(Extracted material)
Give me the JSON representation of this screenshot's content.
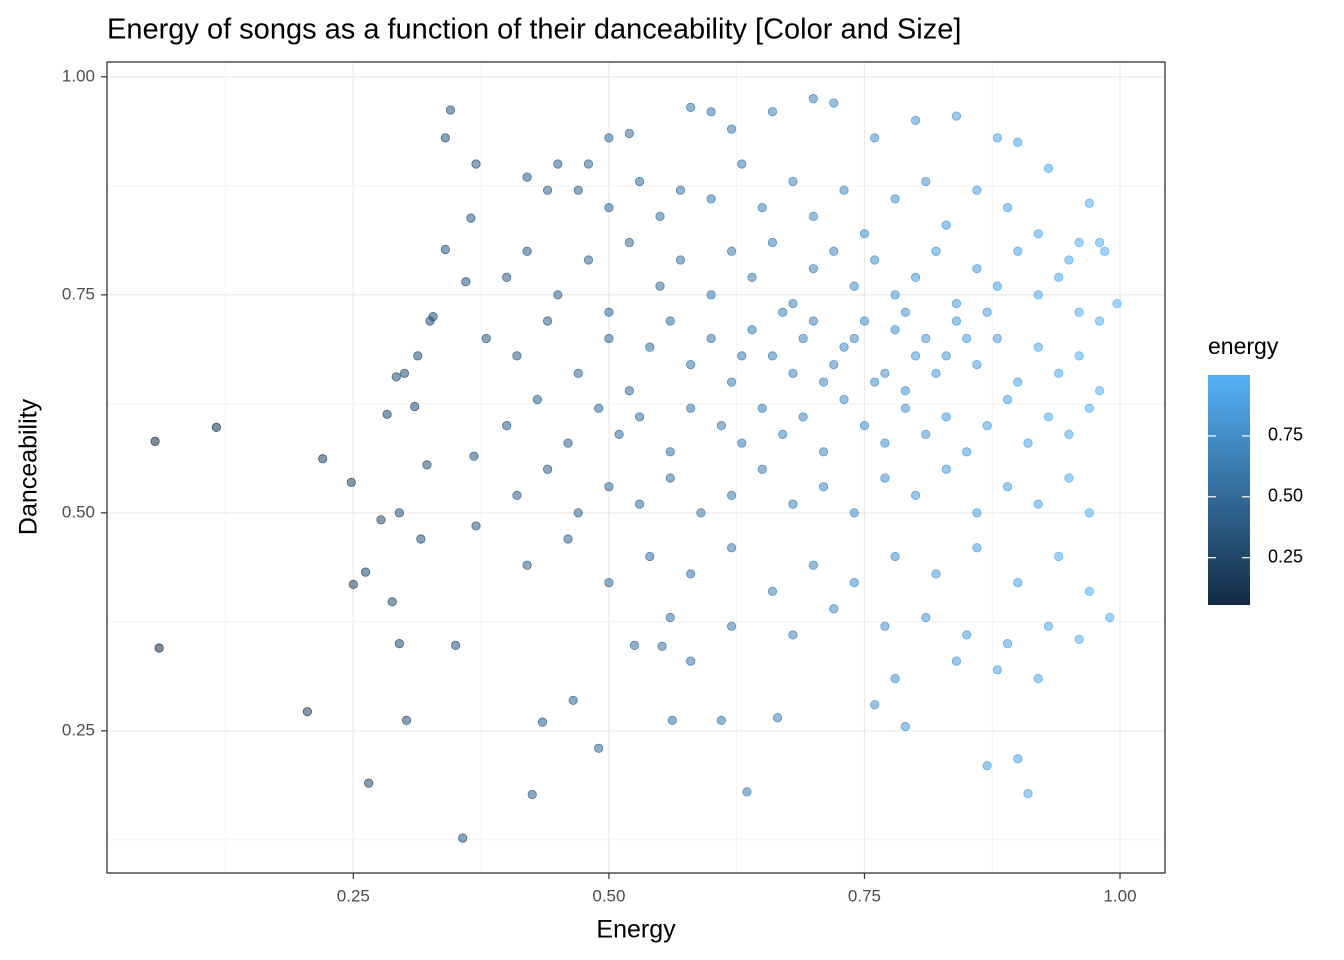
{
  "chart_data": {
    "type": "scatter",
    "title": "Energy of songs as a function of their danceability [Color and Size]",
    "xlabel": "Energy",
    "ylabel": "Danceability",
    "xlim": [
      0.009,
      1.044
    ],
    "ylim": [
      0.087,
      1.017
    ],
    "xticks": [
      0.25,
      {
        "value": 0.5,
        "label": "0.50"
      },
      0.75,
      {
        "value": 1.0,
        "label": "1.00"
      }
    ],
    "yticks": [
      0.25,
      {
        "value": 0.5,
        "label": "0.50"
      },
      0.75,
      {
        "value": 1.0,
        "label": "1.00"
      }
    ],
    "x_minor_grid": [
      0.125,
      0.375,
      0.625,
      0.875
    ],
    "y_minor_grid": [
      0.125,
      0.375,
      0.625,
      0.875
    ],
    "grid": true,
    "colorbar": {
      "title": "energy",
      "limits": [
        0.056,
        1.0
      ],
      "low": "#132B43",
      "high": "#56B1F7",
      "ticks": [
        0.25,
        {
          "value": 0.5,
          "label": "0.50"
        },
        0.75
      ]
    },
    "x": [
      0.056,
      0.06,
      0.116,
      0.205,
      0.22,
      0.248,
      0.25,
      0.262,
      0.265,
      0.277,
      0.283,
      0.288,
      0.292,
      0.295,
      0.302,
      0.295,
      0.31,
      0.316,
      0.322,
      0.313,
      0.328,
      0.34,
      0.345,
      0.34,
      0.35,
      0.357,
      0.36,
      0.365,
      0.37,
      0.368,
      0.37,
      0.325,
      0.3,
      0.425,
      0.435,
      0.465,
      0.49,
      0.525,
      0.552,
      0.562,
      0.58,
      0.61,
      0.635,
      0.665,
      0.76,
      0.78,
      0.79,
      0.87,
      0.9,
      0.91,
      0.997,
      0.99,
      0.48,
      0.5,
      0.52,
      0.58,
      0.6,
      0.62,
      0.66,
      0.7,
      0.72,
      0.76,
      0.8,
      0.84,
      0.88,
      0.9,
      0.93,
      0.97,
      0.98,
      0.985,
      0.96,
      0.42,
      0.44,
      0.45,
      0.47,
      0.5,
      0.53,
      0.55,
      0.57,
      0.6,
      0.63,
      0.65,
      0.68,
      0.7,
      0.73,
      0.75,
      0.78,
      0.81,
      0.83,
      0.86,
      0.89,
      0.92,
      0.95,
      0.4,
      0.42,
      0.45,
      0.48,
      0.5,
      0.52,
      0.55,
      0.57,
      0.6,
      0.62,
      0.64,
      0.66,
      0.68,
      0.7,
      0.72,
      0.74,
      0.76,
      0.78,
      0.8,
      0.82,
      0.84,
      0.86,
      0.88,
      0.9,
      0.92,
      0.94,
      0.96,
      0.98,
      0.38,
      0.41,
      0.44,
      0.47,
      0.5,
      0.52,
      0.54,
      0.56,
      0.58,
      0.6,
      0.62,
      0.64,
      0.66,
      0.68,
      0.7,
      0.72,
      0.74,
      0.76,
      0.78,
      0.8,
      0.82,
      0.84,
      0.86,
      0.88,
      0.9,
      0.92,
      0.94,
      0.96,
      0.98,
      0.4,
      0.43,
      0.46,
      0.49,
      0.51,
      0.53,
      0.56,
      0.58,
      0.61,
      0.63,
      0.65,
      0.67,
      0.69,
      0.71,
      0.73,
      0.75,
      0.77,
      0.79,
      0.81,
      0.83,
      0.85,
      0.87,
      0.89,
      0.91,
      0.93,
      0.95,
      0.97,
      0.41,
      0.44,
      0.47,
      0.5,
      0.53,
      0.56,
      0.59,
      0.62,
      0.65,
      0.68,
      0.71,
      0.74,
      0.77,
      0.8,
      0.83,
      0.86,
      0.89,
      0.92,
      0.95,
      0.97,
      0.42,
      0.46,
      0.5,
      0.54,
      0.58,
      0.62,
      0.66,
      0.7,
      0.74,
      0.78,
      0.82,
      0.86,
      0.9,
      0.94,
      0.97,
      0.56,
      0.62,
      0.68,
      0.72,
      0.77,
      0.81,
      0.85,
      0.89,
      0.93,
      0.96,
      0.84,
      0.88,
      0.92,
      0.73,
      0.77,
      0.79,
      0.81,
      0.83,
      0.71,
      0.69,
      0.75,
      0.85,
      0.87,
      0.79,
      0.67,
      0.63
    ],
    "values": [
      0.582,
      0.345,
      0.598,
      0.272,
      0.562,
      0.535,
      0.418,
      0.432,
      0.19,
      0.492,
      0.613,
      0.398,
      0.656,
      0.5,
      0.262,
      0.35,
      0.622,
      0.47,
      0.555,
      0.68,
      0.725,
      0.93,
      0.962,
      0.802,
      0.348,
      0.127,
      0.765,
      0.838,
      0.9,
      0.565,
      0.485,
      0.72,
      0.66,
      0.177,
      0.26,
      0.285,
      0.23,
      0.348,
      0.347,
      0.262,
      0.33,
      0.262,
      0.18,
      0.265,
      0.28,
      0.31,
      0.255,
      0.21,
      0.218,
      0.178,
      0.74,
      0.38,
      0.9,
      0.93,
      0.935,
      0.965,
      0.96,
      0.94,
      0.96,
      0.975,
      0.97,
      0.93,
      0.95,
      0.955,
      0.93,
      0.925,
      0.895,
      0.855,
      0.81,
      0.8,
      0.81,
      0.885,
      0.87,
      0.9,
      0.87,
      0.85,
      0.88,
      0.84,
      0.87,
      0.86,
      0.9,
      0.85,
      0.88,
      0.84,
      0.87,
      0.82,
      0.86,
      0.88,
      0.83,
      0.87,
      0.85,
      0.82,
      0.79,
      0.77,
      0.8,
      0.75,
      0.79,
      0.73,
      0.81,
      0.76,
      0.79,
      0.75,
      0.8,
      0.77,
      0.81,
      0.74,
      0.78,
      0.8,
      0.76,
      0.79,
      0.75,
      0.77,
      0.8,
      0.74,
      0.78,
      0.76,
      0.8,
      0.75,
      0.77,
      0.73,
      0.72,
      0.7,
      0.68,
      0.72,
      0.66,
      0.7,
      0.64,
      0.69,
      0.72,
      0.67,
      0.7,
      0.65,
      0.71,
      0.68,
      0.66,
      0.72,
      0.67,
      0.7,
      0.65,
      0.71,
      0.68,
      0.66,
      0.72,
      0.67,
      0.7,
      0.65,
      0.69,
      0.66,
      0.68,
      0.64,
      0.6,
      0.63,
      0.58,
      0.62,
      0.59,
      0.61,
      0.57,
      0.62,
      0.6,
      0.58,
      0.62,
      0.59,
      0.61,
      0.57,
      0.63,
      0.6,
      0.58,
      0.62,
      0.59,
      0.61,
      0.57,
      0.6,
      0.63,
      0.58,
      0.61,
      0.59,
      0.62,
      0.52,
      0.55,
      0.5,
      0.53,
      0.51,
      0.54,
      0.5,
      0.52,
      0.55,
      0.51,
      0.53,
      0.5,
      0.54,
      0.52,
      0.55,
      0.5,
      0.53,
      0.51,
      0.54,
      0.5,
      0.44,
      0.47,
      0.42,
      0.45,
      0.43,
      0.46,
      0.41,
      0.44,
      0.42,
      0.45,
      0.43,
      0.46,
      0.42,
      0.45,
      0.41,
      0.38,
      0.37,
      0.36,
      0.39,
      0.37,
      0.38,
      0.36,
      0.35,
      0.37,
      0.355,
      0.33,
      0.32,
      0.31,
      0.69,
      0.66,
      0.73,
      0.7,
      0.68,
      0.65,
      0.7,
      0.72,
      0.7,
      0.73,
      0.64,
      0.73,
      0.68
    ]
  }
}
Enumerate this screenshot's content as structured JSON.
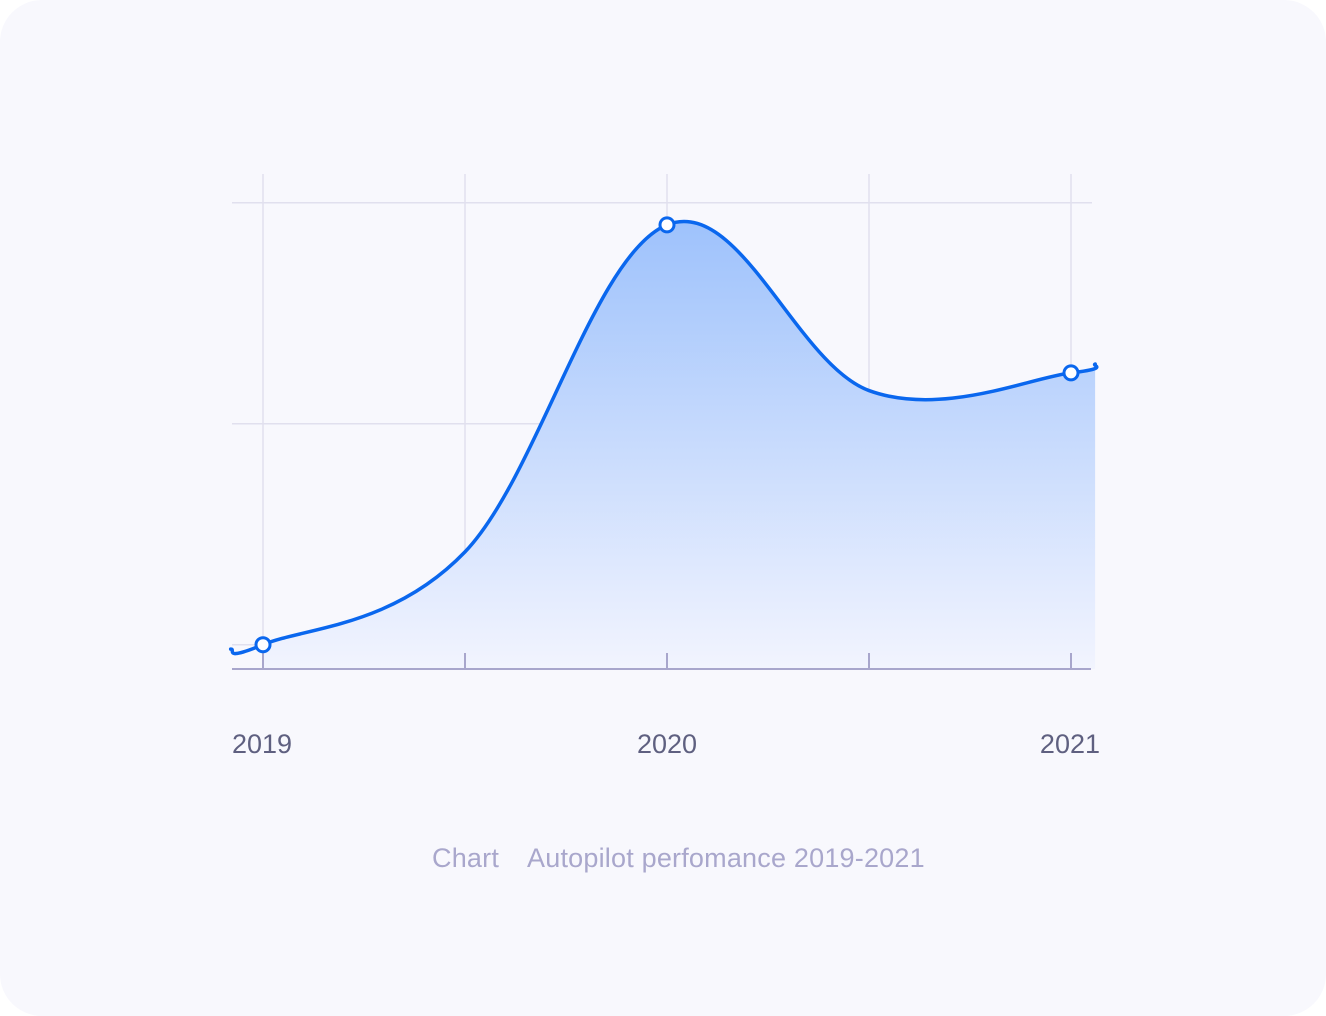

(Aim)
Without the pictures, repeat all the records word for word.

(Output below)
Give me the JSON representation of this screenshot's content.
{
  "chart_data": {
    "type": "scatter",
    "title": "Energy of songs as a function of their danceability [Color and Size]",
    "xlabel": "Energy",
    "ylabel": "Danceability",
    "xlim": [
      0.009,
      1.044
    ],
    "ylim": [
      0.087,
      1.017
    ],
    "xticks": [
      0.25,
      {
        "value": 0.5,
        "label": "0.50"
      },
      0.75,
      {
        "value": 1.0,
        "label": "1.00"
      }
    ],
    "yticks": [
      0.25,
      {
        "value": 0.5,
        "label": "0.50"
      },
      0.75,
      {
        "value": 1.0,
        "label": "1.00"
      }
    ],
    "x_minor_grid": [
      0.125,
      0.375,
      0.625,
      0.875
    ],
    "y_minor_grid": [
      0.125,
      0.375,
      0.625,
      0.875
    ],
    "grid": true,
    "colorbar": {
      "title": "energy",
      "limits": [
        0.056,
        1.0
      ],
      "low": "#132B43",
      "high": "#56B1F7",
      "ticks": [
        0.25,
        {
          "value": 0.5,
          "label": "0.50"
        },
        0.75
      ]
    },
    "x": [
      0.056,
      0.06,
      0.116,
      0.205,
      0.22,
      0.248,
      0.25,
      0.262,
      0.265,
      0.277,
      0.283,
      0.288,
      0.292,
      0.295,
      0.302,
      0.295,
      0.31,
      0.316,
      0.322,
      0.313,
      0.328,
      0.34,
      0.345,
      0.34,
      0.35,
      0.357,
      0.36,
      0.365,
      0.37,
      0.368,
      0.37,
      0.325,
      0.3,
      0.425,
      0.435,
      0.465,
      0.49,
      0.525,
      0.552,
      0.562,
      0.58,
      0.61,
      0.635,
      0.665,
      0.76,
      0.78,
      0.79,
      0.87,
      0.9,
      0.91,
      0.997,
      0.99,
      0.48,
      0.5,
      0.52,
      0.58,
      0.6,
      0.62,
      0.66,
      0.7,
      0.72,
      0.76,
      0.8,
      0.84,
      0.88,
      0.9,
      0.93,
      0.97,
      0.98,
      0.985,
      0.96,
      0.42,
      0.44,
      0.45,
      0.47,
      0.5,
      0.53,
      0.55,
      0.57,
      0.6,
      0.63,
      0.65,
      0.68,
      0.7,
      0.73,
      0.75,
      0.78,
      0.81,
      0.83,
      0.86,
      0.89,
      0.92,
      0.95,
      0.4,
      0.42,
      0.45,
      0.48,
      0.5,
      0.52,
      0.55,
      0.57,
      0.6,
      0.62,
      0.64,
      0.66,
      0.68,
      0.7,
      0.72,
      0.74,
      0.76,
      0.78,
      0.8,
      0.82,
      0.84,
      0.86,
      0.88,
      0.9,
      0.92,
      0.94,
      0.96,
      0.98,
      0.38,
      0.41,
      0.44,
      0.47,
      0.5,
      0.52,
      0.54,
      0.56,
      0.58,
      0.6,
      0.62,
      0.64,
      0.66,
      0.68,
      0.7,
      0.72,
      0.74,
      0.76,
      0.78,
      0.8,
      0.82,
      0.84,
      0.86,
      0.88,
      0.9,
      0.92,
      0.94,
      0.96,
      0.98,
      0.4,
      0.43,
      0.46,
      0.49,
      0.51,
      0.53,
      0.56,
      0.58,
      0.61,
      0.63,
      0.65,
      0.67,
      0.69,
      0.71,
      0.73,
      0.75,
      0.77,
      0.79,
      0.81,
      0.83,
      0.85,
      0.87,
      0.89,
      0.91,
      0.93,
      0.95,
      0.97,
      0.41,
      0.44,
      0.47,
      0.5,
      0.53,
      0.56,
      0.59,
      0.62,
      0.65,
      0.68,
      0.71,
      0.74,
      0.77,
      0.8,
      0.83,
      0.86,
      0.89,
      0.92,
      0.95,
      0.97,
      0.42,
      0.46,
      0.5,
      0.54,
      0.58,
      0.62,
      0.66,
      0.7,
      0.74,
      0.78,
      0.82,
      0.86,
      0.9,
      0.94,
      0.97,
      0.56,
      0.62,
      0.68,
      0.72,
      0.77,
      0.81,
      0.85,
      0.89,
      0.93,
      0.96,
      0.84,
      0.88,
      0.92,
      0.73,
      0.77,
      0.79,
      0.81,
      0.83,
      0.71,
      0.69,
      0.75,
      0.85,
      0.87,
      0.79,
      0.67,
      0.63
    ],
    "values": [
      0.582,
      0.345,
      0.598,
      0.272,
      0.562,
      0.535,
      0.418,
      0.432,
      0.19,
      0.492,
      0.613,
      0.398,
      0.656,
      0.5,
      0.262,
      0.35,
      0.622,
      0.47,
      0.555,
      0.68,
      0.725,
      0.93,
      0.962,
      0.802,
      0.348,
      0.127,
      0.765,
      0.838,
      0.9,
      0.565,
      0.485,
      0.72,
      0.66,
      0.177,
      0.26,
      0.285,
      0.23,
      0.348,
      0.347,
      0.262,
      0.33,
      0.262,
      0.18,
      0.265,
      0.28,
      0.31,
      0.255,
      0.21,
      0.218,
      0.178,
      0.74,
      0.38,
      0.9,
      0.93,
      0.935,
      0.965,
      0.96,
      0.94,
      0.96,
      0.975,
      0.97,
      0.93,
      0.95,
      0.955,
      0.93,
      0.925,
      0.895,
      0.855,
      0.81,
      0.8,
      0.81,
      0.885,
      0.87,
      0.9,
      0.87,
      0.85,
      0.88,
      0.84,
      0.87,
      0.86,
      0.9,
      0.85,
      0.88,
      0.84,
      0.87,
      0.82,
      0.86,
      0.88,
      0.83,
      0.87,
      0.85,
      0.82,
      0.79,
      0.77,
      0.8,
      0.75,
      0.79,
      0.73,
      0.81,
      0.76,
      0.79,
      0.75,
      0.8,
      0.77,
      0.81,
      0.74,
      0.78,
      0.8,
      0.76,
      0.79,
      0.75,
      0.77,
      0.8,
      0.74,
      0.78,
      0.76,
      0.8,
      0.75,
      0.77,
      0.73,
      0.72,
      0.7,
      0.68,
      0.72,
      0.66,
      0.7,
      0.64,
      0.69,
      0.72,
      0.67,
      0.7,
      0.65,
      0.71,
      0.68,
      0.66,
      0.72,
      0.67,
      0.7,
      0.65,
      0.71,
      0.68,
      0.66,
      0.72,
      0.67,
      0.7,
      0.65,
      0.69,
      0.66,
      0.68,
      0.64,
      0.6,
      0.63,
      0.58,
      0.62,
      0.59,
      0.61,
      0.57,
      0.62,
      0.6,
      0.58,
      0.62,
      0.59,
      0.61,
      0.57,
      0.63,
      0.6,
      0.58,
      0.62,
      0.59,
      0.61,
      0.57,
      0.6,
      0.63,
      0.58,
      0.61,
      0.59,
      0.62,
      0.52,
      0.55,
      0.5,
      0.53,
      0.51,
      0.54,
      0.5,
      0.52,
      0.55,
      0.51,
      0.53,
      0.5,
      0.54,
      0.52,
      0.55,
      0.5,
      0.53,
      0.51,
      0.54,
      0.5,
      0.44,
      0.47,
      0.42,
      0.45,
      0.43,
      0.46,
      0.41,
      0.44,
      0.42,
      0.45,
      0.43,
      0.46,
      0.42,
      0.45,
      0.41,
      0.38,
      0.37,
      0.36,
      0.39,
      0.37,
      0.38,
      0.36,
      0.35,
      0.37,
      0.355,
      0.33,
      0.32,
      0.31,
      0.69,
      0.66,
      0.73,
      0.7,
      0.68,
      0.65,
      0.7,
      0.72,
      0.7,
      0.73,
      0.64,
      0.73,
      0.68
    ]
  }
}
Enumerate this screenshot's content as structured JSON.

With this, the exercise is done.